PROBLEM TO SOLVE -> Images are not part of the copy; write out the rest of the data exactly as given.

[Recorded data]
####################

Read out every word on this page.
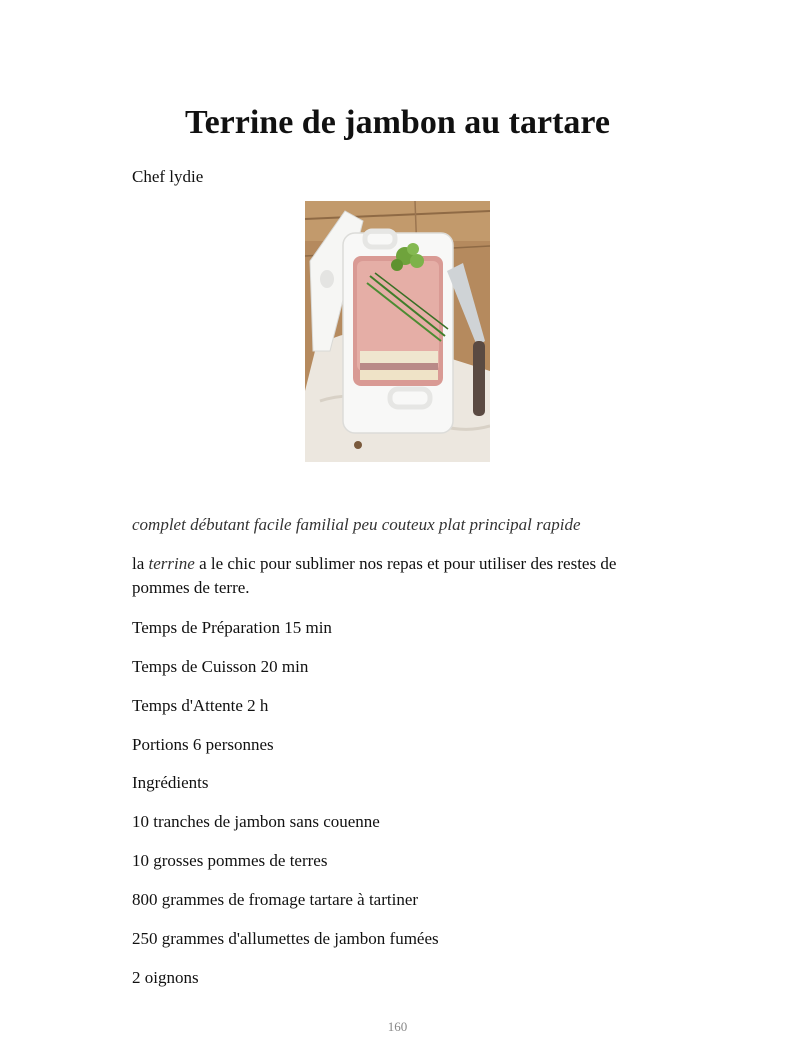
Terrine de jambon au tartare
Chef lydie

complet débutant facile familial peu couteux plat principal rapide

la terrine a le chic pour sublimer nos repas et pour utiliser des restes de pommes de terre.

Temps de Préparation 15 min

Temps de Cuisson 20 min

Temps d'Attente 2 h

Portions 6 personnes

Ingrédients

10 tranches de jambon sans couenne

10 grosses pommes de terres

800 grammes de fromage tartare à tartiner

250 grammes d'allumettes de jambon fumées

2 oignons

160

####################

SOLUTION ->
Read out every word on this page.
Terrine de jambon au tartare
Chef lydie

complet débutant facile familial peu couteux plat principal rapide

la terrine a le chic pour sublimer nos repas et pour utiliser des restes de pommes de terre.

Temps de Préparation 15 min

Temps de Cuisson 20 min

Temps d'Attente 2 h

Portions 6 personnes

Ingrédients

10 tranches de jambon sans couenne

10 grosses pommes de terres

800 grammes de fromage tartare à tartiner

250 grammes d'allumettes de jambon fumées

2 oignons

160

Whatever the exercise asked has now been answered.